====== SUPPLIED INFORMATION
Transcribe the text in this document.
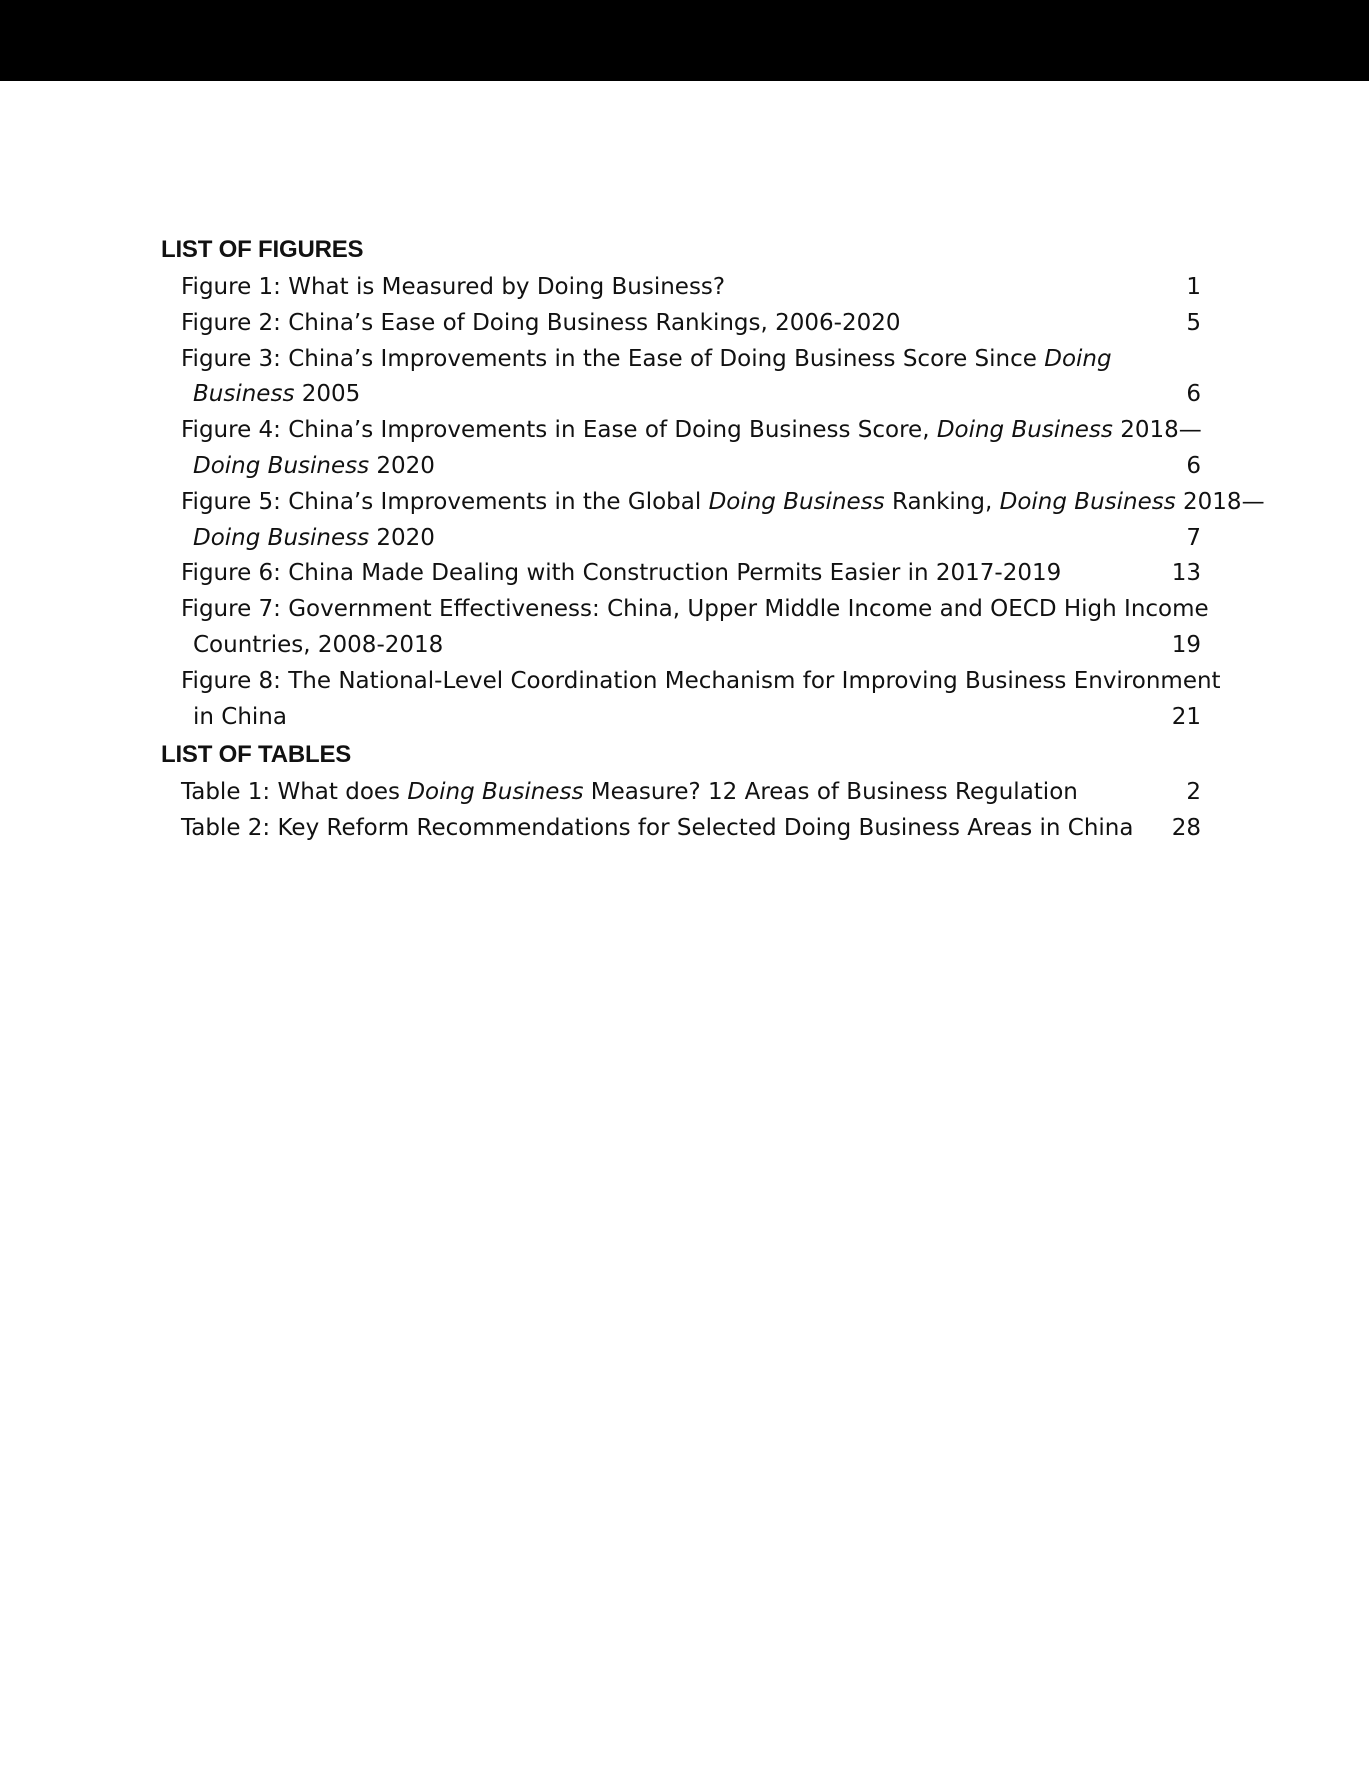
LIST OF FIGURES
Figure 1: What is Measured by Doing Business?	1
Figure 2: China’s Ease of Doing Business Rankings, 2006-2020	5
Figure 3: China’s Improvements in the Ease of Doing Business Score Since Doing
Business 2005	6
Figure 4: China’s Improvements in Ease of Doing Business Score, Doing Business 2018—
Doing Business 2020	6
Figure 5: China’s Improvements in the Global Doing Business Ranking, Doing Business 2018—
Doing Business 2020	7
Figure 6: China Made Dealing with Construction Permits Easier in 2017-2019	13
Figure 7: Government Effectiveness: China, Upper Middle Income and OECD High Income
Countries, 2008-2018	19
Figure 8: The National-Level Coordination Mechanism for Improving Business Environment
in China	21
LIST OF TABLES
Table 1: What does Doing Business Measure? 12 Areas of Business Regulation	2
Table 2: Key Reform Recommendations for Selected Doing Business Areas in China	28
============
## STATED PROBLEM
Retype everything in the material word for word, minus pictures.

## RESPONSE TO THE EXERCISE
Transcribe the text in this document.
LIST OF FIGURES
Figure 1: What is Measured by Doing Business?	1
Figure 2: China’s Ease of Doing Business Rankings, 2006-2020	5
Figure 3: China’s Improvements in the Ease of Doing Business Score Since Doing
Business 2005	6
Figure 4: China’s Improvements in Ease of Doing Business Score, Doing Business 2018—
Doing Business 2020	6
Figure 5: China’s Improvements in the Global Doing Business Ranking, Doing Business 2018—
Doing Business 2020	7
Figure 6: China Made Dealing with Construction Permits Easier in 2017-2019	13
Figure 7: Government Effectiveness: China, Upper Middle Income and OECD High Income
Countries, 2008-2018	19
Figure 8: The National-Level Coordination Mechanism for Improving Business Environment
in China	21
LIST OF TABLES
Table 1: What does Doing Business Measure? 12 Areas of Business Regulation	2
Table 2: Key Reform Recommendations for Selected Doing Business Areas in China	28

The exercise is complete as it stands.